Era un fenomeno antico risalente a qualche generazione precedente.

  La Rivoluzione Francese fu sostenuta anche dalla parte più povera ( sanculotti) e dai contadini  contro la nobiltà e i residui  feudali, ma si ebbero anche movimenti di popolo contrari che scesero in lotta per l’antico modo di vivere, la loro cultura secolare. Anche nella stessa Francia si ebbe la rivolta indomita della Vandea, ma un pò dappertutto  ci furono moti antirivoluzionari. E cosi anche nel Tirolo,   i montanari guidati da Andreas Hofer  si opposero fieramente all’esercito francese,  in Spagna esplose  la guerriglia, e un pò dappertutto  si ebbero dei moti contrari.

 Restringiamo il campo al nostro Meridione.  L’esercito francese guidato da Championet non trovò gran  resistenza dall’esercito regolare e il re Ferdinando fuggì precipitosamente senza  nemmeno tentare di organizzare una resistenza. Il popolo, tuttavia,   si sollevò un po’  dovunque davanti all’avanzata dei francesi. Se si gira un po’  per il sud e si leggono le storie dei tanti castelli e borghi  si trova un’impressionante serie di   incendi  e repressioni dei francesi .La repubblica partenopea   fu sostenuta  da un numero esiguo di nobili e borghesi  ma dappertutto si accese una  sanguinosa lotta fra i sostenitori del vecchio regime e i cosi detti giacobini. Il cardinale Ruffo riuscì a raccogliere così un’armata dalla Santa Fede (sanfedisti)  in difesa del trono e  dell’altare, visti in quest’occasione come un’unione inscindibile e, ritiratisi i francesi, ebbe una facile vittoria sui pochi  difensori della repubblica a Napoli. In realtà, la lotta vera non si ebbe nella capitale ma in tanti centri  delle province dove  ci furono non pochi scontri sanguinosi e massacri  indiscriminati ( ad esempio nella cittadina di Altamura si ebbero migliaia di morti ).    In seguito, lo spirito sanfedista si mantenne vivo in tutto il sud e si contrappose  sempre ai moti liberali.

MATERIALE FORNITO
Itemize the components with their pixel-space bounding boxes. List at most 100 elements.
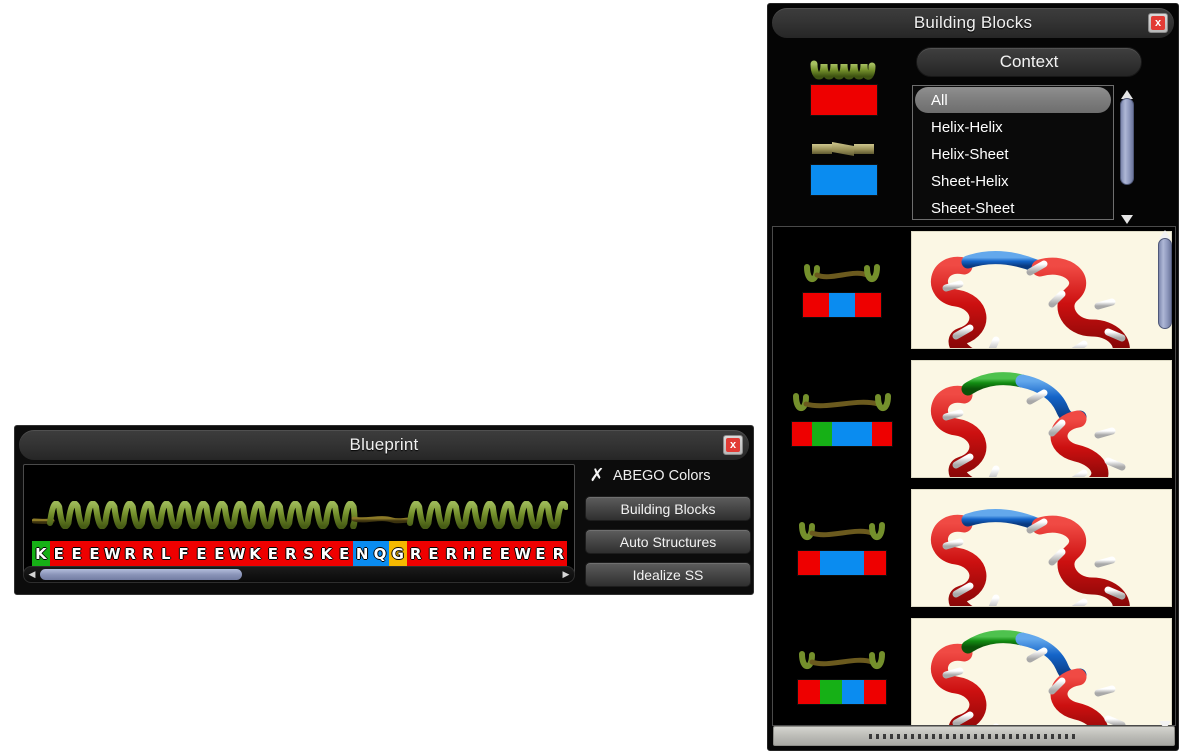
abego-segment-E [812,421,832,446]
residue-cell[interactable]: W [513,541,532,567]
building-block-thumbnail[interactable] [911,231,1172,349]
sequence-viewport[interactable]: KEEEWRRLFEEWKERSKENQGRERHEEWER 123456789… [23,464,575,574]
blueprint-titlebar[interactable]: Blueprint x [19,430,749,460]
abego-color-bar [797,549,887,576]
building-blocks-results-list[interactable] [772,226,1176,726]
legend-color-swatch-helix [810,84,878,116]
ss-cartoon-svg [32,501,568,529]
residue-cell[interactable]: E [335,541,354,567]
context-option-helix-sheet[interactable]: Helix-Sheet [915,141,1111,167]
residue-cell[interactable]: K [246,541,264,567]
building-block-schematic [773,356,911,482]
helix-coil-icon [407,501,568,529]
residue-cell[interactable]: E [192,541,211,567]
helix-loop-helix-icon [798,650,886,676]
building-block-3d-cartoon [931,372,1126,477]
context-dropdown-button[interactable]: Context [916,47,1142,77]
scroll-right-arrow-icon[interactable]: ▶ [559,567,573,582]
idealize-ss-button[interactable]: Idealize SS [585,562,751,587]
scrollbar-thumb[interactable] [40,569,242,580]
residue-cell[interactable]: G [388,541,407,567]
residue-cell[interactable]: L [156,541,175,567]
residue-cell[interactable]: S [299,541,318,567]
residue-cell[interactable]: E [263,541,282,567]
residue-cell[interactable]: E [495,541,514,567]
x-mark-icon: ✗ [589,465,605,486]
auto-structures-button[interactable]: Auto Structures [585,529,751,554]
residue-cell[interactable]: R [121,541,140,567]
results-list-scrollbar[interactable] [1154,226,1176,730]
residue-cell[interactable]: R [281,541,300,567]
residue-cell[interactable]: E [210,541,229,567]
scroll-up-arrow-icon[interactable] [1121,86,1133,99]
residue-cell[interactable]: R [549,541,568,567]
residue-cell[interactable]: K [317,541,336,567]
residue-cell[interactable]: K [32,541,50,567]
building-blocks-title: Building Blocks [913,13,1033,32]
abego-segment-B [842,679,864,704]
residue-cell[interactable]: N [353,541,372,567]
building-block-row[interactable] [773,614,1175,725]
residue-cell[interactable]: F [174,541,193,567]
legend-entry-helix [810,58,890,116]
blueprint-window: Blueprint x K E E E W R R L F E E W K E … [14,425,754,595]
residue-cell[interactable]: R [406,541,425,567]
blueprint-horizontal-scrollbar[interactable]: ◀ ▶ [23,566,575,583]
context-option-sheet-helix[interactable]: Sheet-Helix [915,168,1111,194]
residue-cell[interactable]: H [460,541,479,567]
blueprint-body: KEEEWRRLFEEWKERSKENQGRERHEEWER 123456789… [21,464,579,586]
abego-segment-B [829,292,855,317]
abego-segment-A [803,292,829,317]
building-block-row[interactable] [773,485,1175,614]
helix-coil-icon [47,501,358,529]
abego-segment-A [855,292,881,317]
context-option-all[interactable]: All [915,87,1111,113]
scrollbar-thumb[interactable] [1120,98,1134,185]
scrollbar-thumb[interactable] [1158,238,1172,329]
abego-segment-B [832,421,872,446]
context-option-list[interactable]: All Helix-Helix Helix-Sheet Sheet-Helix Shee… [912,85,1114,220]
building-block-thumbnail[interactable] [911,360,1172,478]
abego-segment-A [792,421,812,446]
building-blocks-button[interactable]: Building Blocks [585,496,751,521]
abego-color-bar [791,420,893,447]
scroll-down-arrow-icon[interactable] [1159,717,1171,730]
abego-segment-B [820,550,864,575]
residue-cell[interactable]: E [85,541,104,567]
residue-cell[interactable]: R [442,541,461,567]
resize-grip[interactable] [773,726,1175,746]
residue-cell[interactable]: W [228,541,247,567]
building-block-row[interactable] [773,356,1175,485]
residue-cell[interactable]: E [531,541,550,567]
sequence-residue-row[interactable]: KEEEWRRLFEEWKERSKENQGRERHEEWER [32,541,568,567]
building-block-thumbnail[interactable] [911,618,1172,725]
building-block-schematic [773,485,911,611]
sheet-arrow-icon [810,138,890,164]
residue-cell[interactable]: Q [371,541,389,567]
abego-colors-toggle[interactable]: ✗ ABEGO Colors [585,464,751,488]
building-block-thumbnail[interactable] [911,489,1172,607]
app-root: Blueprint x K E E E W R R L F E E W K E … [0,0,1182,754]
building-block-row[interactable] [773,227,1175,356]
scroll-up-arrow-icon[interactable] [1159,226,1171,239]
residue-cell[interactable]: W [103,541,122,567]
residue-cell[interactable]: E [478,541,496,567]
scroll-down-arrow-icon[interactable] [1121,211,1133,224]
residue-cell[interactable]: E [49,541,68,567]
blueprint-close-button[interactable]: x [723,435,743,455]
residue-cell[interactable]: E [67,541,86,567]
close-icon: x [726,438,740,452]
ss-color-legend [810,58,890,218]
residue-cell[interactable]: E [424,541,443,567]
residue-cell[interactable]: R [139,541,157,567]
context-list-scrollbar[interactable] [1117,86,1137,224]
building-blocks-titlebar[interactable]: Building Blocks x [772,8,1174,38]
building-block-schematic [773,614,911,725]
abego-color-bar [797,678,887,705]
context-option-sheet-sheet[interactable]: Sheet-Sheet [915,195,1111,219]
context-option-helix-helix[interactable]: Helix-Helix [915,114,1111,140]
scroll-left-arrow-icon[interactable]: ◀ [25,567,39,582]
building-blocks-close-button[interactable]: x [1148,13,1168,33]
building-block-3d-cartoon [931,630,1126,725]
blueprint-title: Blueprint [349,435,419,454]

...

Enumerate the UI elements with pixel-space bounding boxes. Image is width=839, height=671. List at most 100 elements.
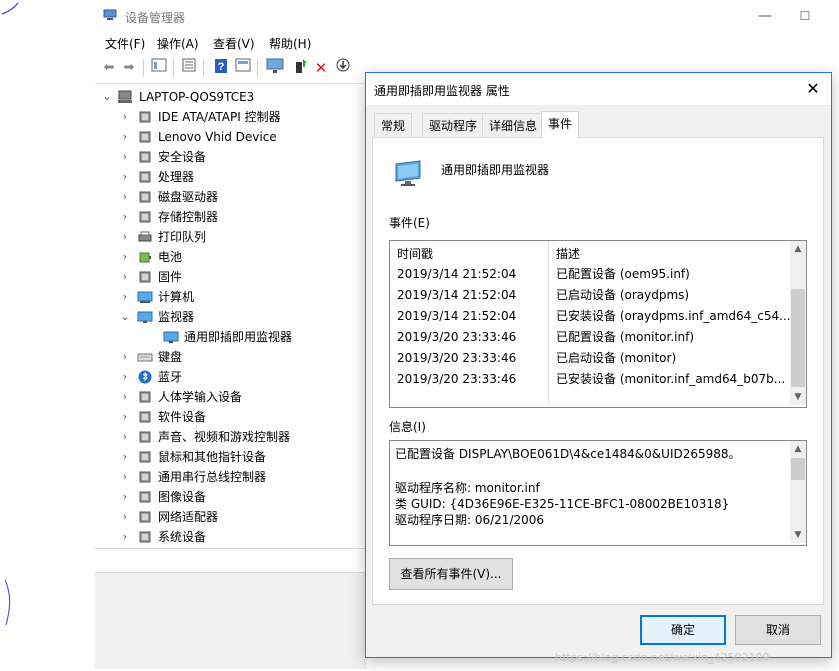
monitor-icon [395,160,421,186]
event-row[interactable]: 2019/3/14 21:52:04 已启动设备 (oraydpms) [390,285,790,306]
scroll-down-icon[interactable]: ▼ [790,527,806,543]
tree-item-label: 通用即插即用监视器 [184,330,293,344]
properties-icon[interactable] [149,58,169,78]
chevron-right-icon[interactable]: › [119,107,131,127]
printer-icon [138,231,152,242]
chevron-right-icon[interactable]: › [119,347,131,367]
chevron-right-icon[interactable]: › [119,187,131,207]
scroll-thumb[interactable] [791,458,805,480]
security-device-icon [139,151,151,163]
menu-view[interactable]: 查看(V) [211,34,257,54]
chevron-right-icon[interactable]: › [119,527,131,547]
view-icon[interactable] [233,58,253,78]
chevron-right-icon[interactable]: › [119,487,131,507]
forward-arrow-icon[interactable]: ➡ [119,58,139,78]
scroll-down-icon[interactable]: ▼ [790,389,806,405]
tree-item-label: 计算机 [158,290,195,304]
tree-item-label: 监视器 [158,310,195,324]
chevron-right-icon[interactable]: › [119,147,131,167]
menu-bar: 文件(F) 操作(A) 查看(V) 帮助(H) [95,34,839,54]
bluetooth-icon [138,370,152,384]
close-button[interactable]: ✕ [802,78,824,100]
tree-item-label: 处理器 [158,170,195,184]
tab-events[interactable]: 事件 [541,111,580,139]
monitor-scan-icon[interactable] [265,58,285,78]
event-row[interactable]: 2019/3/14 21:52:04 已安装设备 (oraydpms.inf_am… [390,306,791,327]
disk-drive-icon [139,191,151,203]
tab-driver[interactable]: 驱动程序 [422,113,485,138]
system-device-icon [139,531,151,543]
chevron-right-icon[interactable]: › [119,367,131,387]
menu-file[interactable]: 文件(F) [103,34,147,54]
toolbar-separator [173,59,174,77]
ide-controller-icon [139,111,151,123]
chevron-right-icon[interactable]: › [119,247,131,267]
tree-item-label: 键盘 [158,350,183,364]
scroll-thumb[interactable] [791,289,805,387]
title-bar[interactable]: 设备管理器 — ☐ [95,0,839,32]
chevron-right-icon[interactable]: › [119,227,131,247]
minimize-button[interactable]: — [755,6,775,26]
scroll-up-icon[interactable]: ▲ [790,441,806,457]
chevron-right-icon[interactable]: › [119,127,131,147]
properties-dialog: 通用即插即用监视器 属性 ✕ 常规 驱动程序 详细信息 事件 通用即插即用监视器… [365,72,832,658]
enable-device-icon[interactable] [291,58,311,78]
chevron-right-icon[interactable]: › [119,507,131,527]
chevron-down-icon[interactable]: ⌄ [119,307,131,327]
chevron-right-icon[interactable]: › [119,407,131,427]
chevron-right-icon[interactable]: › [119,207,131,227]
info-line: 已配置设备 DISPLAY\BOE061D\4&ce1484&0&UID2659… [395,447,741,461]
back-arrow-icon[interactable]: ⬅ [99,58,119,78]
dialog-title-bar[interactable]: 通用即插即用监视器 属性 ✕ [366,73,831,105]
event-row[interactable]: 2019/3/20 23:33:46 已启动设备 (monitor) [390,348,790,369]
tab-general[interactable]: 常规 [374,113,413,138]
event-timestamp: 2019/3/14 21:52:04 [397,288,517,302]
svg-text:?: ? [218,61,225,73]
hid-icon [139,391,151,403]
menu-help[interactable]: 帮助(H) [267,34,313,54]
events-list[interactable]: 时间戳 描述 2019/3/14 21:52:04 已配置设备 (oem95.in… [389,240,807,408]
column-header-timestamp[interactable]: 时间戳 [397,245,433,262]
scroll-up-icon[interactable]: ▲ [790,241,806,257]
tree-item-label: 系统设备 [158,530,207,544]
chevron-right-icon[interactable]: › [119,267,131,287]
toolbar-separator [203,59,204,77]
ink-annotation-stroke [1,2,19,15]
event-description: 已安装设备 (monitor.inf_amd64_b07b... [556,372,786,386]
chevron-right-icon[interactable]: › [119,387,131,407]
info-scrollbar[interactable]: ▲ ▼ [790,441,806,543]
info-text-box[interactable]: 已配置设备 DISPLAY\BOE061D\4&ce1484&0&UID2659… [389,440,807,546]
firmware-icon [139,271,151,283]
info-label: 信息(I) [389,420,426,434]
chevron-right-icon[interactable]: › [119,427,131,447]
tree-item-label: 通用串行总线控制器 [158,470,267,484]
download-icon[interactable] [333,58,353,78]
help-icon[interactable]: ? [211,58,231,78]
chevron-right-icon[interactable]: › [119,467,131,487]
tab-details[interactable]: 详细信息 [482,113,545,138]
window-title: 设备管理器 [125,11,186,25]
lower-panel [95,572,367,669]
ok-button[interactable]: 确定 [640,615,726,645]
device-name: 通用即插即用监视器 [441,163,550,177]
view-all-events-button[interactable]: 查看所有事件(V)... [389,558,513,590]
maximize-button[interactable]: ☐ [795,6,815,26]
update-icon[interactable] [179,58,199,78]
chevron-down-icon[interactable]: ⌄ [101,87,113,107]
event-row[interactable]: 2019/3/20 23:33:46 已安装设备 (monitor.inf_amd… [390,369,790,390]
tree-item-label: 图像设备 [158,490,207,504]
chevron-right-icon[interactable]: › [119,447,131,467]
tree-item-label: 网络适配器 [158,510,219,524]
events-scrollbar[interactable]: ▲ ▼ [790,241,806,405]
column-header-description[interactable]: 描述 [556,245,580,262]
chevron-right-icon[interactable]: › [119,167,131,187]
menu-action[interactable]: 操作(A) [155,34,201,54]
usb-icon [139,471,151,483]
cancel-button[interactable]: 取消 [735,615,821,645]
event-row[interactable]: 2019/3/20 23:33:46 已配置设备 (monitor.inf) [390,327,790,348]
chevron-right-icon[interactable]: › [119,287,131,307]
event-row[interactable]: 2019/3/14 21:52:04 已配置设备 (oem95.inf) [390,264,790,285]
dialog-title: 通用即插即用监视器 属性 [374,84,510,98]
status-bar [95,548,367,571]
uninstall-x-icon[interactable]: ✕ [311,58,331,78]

COMPITI ASSEGNATI
1. Riassumi il brano in due frasi.
2. Chi guidò i montanari del Tirolo contro l'esercito francese, secondo il brano?
3. Riscrivi il passo del brano da "La Rivoluzione Francese" a "dei moti contrari.", sostituendo "montanari" con "valligiani".

RISPOSTE AI COMPITI
1. La Rivoluzione francese, sostenuta dai sanculotti e dai contadini, provocò anche moti popolari contrari in Francia con la Vandea, nel Tirolo, in Spagna e un po' dappertutto. Nel Meridione, dopo la fuga del re Ferdinando, il popolo si sollevò contro i francesi e il cardinale Ruffo guidò i sanfedisti alla vittoria sulla repubblica partenopea, mentre gli scontri più sanguinosi si ebbero nelle province.

2. Andreas Hofer.

3.
La Rivoluzione Francese fu sostenuta anche dalla parte più povera ( sanculotti) e dai contadini  contro la nobiltà e i residui  feudali, ma si ebbero anche movimenti di popolo contrari che scesero in lotta per l’antico modo di vivere, la loro cultura secolare. Anche nella stessa Francia si ebbe la rivolta indomita della Vandea, ma un pò dappertutto  ci furono moti antirivoluzionari. E cosi anche nel Tirolo,   i valligiani guidati da Andreas Hofer  si opposero fieramente all’esercito francese,  in Spagna esplose  la guerriglia, e un pò dappertutto  si ebbero dei moti contrari.